* What is needed
Your task is to reproduce the material exactly.
= = =
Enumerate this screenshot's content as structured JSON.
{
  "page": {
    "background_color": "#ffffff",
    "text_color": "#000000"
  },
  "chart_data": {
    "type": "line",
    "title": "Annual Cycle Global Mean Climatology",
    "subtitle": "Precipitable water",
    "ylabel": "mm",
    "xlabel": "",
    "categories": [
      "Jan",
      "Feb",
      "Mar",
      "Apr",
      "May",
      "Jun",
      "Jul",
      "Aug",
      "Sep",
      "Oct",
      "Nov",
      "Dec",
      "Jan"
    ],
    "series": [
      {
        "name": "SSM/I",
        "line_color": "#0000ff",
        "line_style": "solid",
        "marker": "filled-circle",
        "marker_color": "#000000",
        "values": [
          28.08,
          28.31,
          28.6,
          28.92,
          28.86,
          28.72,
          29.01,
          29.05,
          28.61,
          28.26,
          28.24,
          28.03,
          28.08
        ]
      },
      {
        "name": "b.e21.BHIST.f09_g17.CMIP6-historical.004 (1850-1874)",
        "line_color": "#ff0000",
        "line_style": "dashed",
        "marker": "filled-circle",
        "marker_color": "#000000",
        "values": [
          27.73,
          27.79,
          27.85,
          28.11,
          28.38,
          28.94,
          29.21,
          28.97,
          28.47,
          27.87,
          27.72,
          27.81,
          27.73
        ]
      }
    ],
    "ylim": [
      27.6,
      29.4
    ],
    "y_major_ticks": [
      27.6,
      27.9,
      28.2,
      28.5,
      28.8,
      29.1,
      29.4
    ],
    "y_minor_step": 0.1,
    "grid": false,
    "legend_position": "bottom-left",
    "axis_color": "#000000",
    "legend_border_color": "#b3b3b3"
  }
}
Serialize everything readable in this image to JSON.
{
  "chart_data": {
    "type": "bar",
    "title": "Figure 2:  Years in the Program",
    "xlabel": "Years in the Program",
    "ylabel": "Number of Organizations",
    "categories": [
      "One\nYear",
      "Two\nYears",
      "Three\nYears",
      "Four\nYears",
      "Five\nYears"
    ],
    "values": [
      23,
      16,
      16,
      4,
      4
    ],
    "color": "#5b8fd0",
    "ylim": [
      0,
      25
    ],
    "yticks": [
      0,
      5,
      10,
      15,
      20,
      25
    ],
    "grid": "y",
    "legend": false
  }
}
= = =
* Solution to the problem
Enumerate this screenshot's content as structured JSON.
{
  "page": {
    "background_color": "#ffffff",
    "text_color": "#000000"
  },
  "chart_data": {
    "type": "line",
    "title": "Annual Cycle Global Mean Climatology",
    "subtitle": "Precipitable water",
    "ylabel": "mm",
    "xlabel": "",
    "categories": [
      "Jan",
      "Feb",
      "Mar",
      "Apr",
      "May",
      "Jun",
      "Jul",
      "Aug",
      "Sep",
      "Oct",
      "Nov",
      "Dec",
      "Jan"
    ],
    "series": [
      {
        "name": "SSM/I",
        "line_color": "#0000ff",
        "line_style": "solid",
        "marker": "filled-circle",
        "marker_color": "#000000",
        "values": [
          28.08,
          28.31,
          28.6,
          28.92,
          28.86,
          28.72,
          29.01,
          29.05,
          28.61,
          28.26,
          28.24,
          28.03,
          28.08
        ]
      },
      {
        "name": "b.e21.BHIST.f09_g17.CMIP6-historical.004 (1850-1874)",
        "line_color": "#ff0000",
        "line_style": "dashed",
        "marker": "filled-circle",
        "marker_color": "#000000",
        "values": [
          27.73,
          27.79,
          27.85,
          28.11,
          28.38,
          28.94,
          29.21,
          28.97,
          28.47,
          27.87,
          27.72,
          27.81,
          27.73
        ]
      }
    ],
    "ylim": [
      27.6,
      29.4
    ],
    "y_major_ticks": [
      27.6,
      27.9,
      28.2,
      28.5,
      28.8,
      29.1,
      29.4
    ],
    "y_minor_step": 0.1,
    "grid": false,
    "legend_position": "bottom-left",
    "axis_color": "#000000",
    "legend_border_color": "#b3b3b3"
  }
}
Serialize everything readable in this image to JSON.
{
  "chart_data": {
    "type": "bar",
    "title": "Figure 2:  Years in the Program",
    "xlabel": "Years in the Program",
    "ylabel": "Number of Organizations",
    "categories": [
      "One\nYear",
      "Two\nYears",
      "Three\nYears",
      "Four\nYears",
      "Five\nYears"
    ],
    "values": [
      23,
      16,
      16,
      4,
      4
    ],
    "color": "#5b8fd0",
    "ylim": [
      0,
      25
    ],
    "yticks": [
      0,
      5,
      10,
      15,
      20,
      25
    ],
    "grid": "y",
    "legend": false
  }
}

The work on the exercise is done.